(Stored data entries)

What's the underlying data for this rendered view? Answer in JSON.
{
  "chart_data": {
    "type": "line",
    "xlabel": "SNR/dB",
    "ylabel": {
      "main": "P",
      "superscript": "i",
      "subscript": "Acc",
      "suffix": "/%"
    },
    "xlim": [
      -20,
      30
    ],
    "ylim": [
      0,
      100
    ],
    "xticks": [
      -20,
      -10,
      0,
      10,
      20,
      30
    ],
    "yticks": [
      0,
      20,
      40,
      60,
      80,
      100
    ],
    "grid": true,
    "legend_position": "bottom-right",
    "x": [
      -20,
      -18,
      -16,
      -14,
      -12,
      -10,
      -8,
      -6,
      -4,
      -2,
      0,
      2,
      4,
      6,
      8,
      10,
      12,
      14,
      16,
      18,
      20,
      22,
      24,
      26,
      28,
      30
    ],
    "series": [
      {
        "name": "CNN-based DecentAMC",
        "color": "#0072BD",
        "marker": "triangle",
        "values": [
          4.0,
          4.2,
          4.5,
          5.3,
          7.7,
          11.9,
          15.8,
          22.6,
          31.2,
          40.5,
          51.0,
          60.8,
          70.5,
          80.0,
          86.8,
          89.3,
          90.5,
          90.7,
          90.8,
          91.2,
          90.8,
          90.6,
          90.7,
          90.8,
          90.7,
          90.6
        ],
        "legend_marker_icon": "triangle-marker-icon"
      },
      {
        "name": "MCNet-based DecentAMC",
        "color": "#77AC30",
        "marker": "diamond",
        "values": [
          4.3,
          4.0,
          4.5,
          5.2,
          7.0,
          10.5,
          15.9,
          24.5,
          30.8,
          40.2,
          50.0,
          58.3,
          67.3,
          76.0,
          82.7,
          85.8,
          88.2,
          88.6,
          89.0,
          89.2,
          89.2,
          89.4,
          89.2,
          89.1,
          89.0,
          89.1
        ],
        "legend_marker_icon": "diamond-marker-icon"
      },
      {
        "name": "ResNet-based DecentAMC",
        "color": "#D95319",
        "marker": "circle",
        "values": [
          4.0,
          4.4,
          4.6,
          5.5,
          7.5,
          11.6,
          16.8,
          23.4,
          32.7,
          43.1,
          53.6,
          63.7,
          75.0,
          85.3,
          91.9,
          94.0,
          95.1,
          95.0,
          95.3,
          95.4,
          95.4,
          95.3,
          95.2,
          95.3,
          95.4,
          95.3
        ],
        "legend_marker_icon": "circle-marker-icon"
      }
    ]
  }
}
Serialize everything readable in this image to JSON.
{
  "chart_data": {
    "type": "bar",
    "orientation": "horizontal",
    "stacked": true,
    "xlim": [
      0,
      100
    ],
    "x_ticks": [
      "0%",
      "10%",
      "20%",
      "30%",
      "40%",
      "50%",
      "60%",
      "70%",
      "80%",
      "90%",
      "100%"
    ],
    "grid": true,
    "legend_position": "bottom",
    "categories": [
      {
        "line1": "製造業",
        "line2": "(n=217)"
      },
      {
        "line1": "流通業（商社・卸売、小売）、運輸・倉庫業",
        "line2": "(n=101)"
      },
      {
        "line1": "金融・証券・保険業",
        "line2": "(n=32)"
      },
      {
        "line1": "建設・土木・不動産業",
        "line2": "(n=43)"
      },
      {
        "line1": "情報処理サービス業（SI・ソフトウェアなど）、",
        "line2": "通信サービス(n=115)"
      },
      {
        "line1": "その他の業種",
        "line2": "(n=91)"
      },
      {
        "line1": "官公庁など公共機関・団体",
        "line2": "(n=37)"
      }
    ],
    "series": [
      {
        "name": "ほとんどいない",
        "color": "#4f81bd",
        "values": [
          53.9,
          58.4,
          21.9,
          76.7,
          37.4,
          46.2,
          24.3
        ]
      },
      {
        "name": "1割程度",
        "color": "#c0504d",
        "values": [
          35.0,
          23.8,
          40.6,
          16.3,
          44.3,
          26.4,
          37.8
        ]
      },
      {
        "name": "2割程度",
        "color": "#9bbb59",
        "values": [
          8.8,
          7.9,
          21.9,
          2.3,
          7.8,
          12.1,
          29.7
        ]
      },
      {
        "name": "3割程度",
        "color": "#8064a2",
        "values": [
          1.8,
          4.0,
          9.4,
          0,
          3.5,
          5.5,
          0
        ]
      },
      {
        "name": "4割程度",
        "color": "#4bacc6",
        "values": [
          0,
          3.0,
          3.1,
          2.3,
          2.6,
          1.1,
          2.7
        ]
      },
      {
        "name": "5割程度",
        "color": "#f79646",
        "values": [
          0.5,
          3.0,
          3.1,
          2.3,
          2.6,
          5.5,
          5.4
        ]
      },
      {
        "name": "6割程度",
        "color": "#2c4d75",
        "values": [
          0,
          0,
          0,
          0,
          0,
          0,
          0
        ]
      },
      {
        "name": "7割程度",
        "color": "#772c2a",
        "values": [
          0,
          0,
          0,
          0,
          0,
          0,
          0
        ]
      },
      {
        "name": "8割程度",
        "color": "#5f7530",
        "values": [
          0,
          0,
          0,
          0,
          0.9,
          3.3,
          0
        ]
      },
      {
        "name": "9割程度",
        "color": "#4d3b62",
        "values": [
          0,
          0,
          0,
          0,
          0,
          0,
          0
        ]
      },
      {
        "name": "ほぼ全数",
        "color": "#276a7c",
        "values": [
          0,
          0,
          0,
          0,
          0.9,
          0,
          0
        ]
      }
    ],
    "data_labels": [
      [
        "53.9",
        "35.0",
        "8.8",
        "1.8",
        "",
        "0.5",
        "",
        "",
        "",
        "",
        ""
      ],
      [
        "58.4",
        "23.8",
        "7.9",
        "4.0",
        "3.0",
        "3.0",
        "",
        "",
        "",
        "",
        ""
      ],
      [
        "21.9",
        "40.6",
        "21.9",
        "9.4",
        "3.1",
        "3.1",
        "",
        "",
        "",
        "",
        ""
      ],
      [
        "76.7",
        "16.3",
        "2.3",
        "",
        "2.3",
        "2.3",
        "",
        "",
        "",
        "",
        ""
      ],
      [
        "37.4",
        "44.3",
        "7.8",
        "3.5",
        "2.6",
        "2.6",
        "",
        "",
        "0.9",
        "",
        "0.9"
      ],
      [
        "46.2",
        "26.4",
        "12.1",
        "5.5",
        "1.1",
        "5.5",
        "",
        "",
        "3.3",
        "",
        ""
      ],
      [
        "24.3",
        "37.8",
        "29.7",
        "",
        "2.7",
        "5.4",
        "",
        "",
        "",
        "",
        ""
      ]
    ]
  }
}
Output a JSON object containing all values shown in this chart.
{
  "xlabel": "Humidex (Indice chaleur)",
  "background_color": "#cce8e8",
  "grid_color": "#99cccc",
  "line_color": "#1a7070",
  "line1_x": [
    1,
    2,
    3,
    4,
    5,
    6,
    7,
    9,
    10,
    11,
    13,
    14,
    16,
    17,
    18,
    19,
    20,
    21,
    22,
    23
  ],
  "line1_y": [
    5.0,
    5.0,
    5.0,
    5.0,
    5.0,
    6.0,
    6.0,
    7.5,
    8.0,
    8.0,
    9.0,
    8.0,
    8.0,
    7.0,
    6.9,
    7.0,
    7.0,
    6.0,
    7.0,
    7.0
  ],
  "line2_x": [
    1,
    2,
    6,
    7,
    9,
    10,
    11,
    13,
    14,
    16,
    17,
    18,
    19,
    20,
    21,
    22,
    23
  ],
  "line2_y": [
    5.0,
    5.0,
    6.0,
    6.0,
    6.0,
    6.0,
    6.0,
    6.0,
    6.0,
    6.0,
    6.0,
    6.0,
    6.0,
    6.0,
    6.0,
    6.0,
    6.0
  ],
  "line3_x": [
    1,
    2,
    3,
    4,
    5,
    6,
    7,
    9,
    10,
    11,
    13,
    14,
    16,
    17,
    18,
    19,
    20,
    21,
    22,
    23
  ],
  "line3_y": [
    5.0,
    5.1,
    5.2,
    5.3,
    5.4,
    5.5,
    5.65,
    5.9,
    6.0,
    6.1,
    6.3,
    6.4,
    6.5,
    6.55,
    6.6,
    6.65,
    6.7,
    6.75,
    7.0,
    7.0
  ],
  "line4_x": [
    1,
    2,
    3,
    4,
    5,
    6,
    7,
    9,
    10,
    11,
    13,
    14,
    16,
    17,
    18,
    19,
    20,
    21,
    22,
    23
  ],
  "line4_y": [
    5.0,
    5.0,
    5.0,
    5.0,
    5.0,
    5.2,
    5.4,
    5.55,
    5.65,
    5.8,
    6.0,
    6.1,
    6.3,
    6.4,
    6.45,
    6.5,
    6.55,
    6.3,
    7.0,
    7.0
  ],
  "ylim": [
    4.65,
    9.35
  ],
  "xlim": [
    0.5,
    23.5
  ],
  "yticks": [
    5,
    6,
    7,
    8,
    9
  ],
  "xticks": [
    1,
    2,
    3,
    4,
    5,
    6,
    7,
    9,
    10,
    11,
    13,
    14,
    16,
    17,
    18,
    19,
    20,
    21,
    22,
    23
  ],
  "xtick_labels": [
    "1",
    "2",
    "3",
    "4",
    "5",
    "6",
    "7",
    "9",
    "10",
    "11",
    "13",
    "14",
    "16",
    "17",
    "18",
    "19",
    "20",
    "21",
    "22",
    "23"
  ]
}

# What is required:
Pull out every line containing "circle".

# Output below:
        "marker": "circle",
        "legend_marker_icon": "circle-marker-icon"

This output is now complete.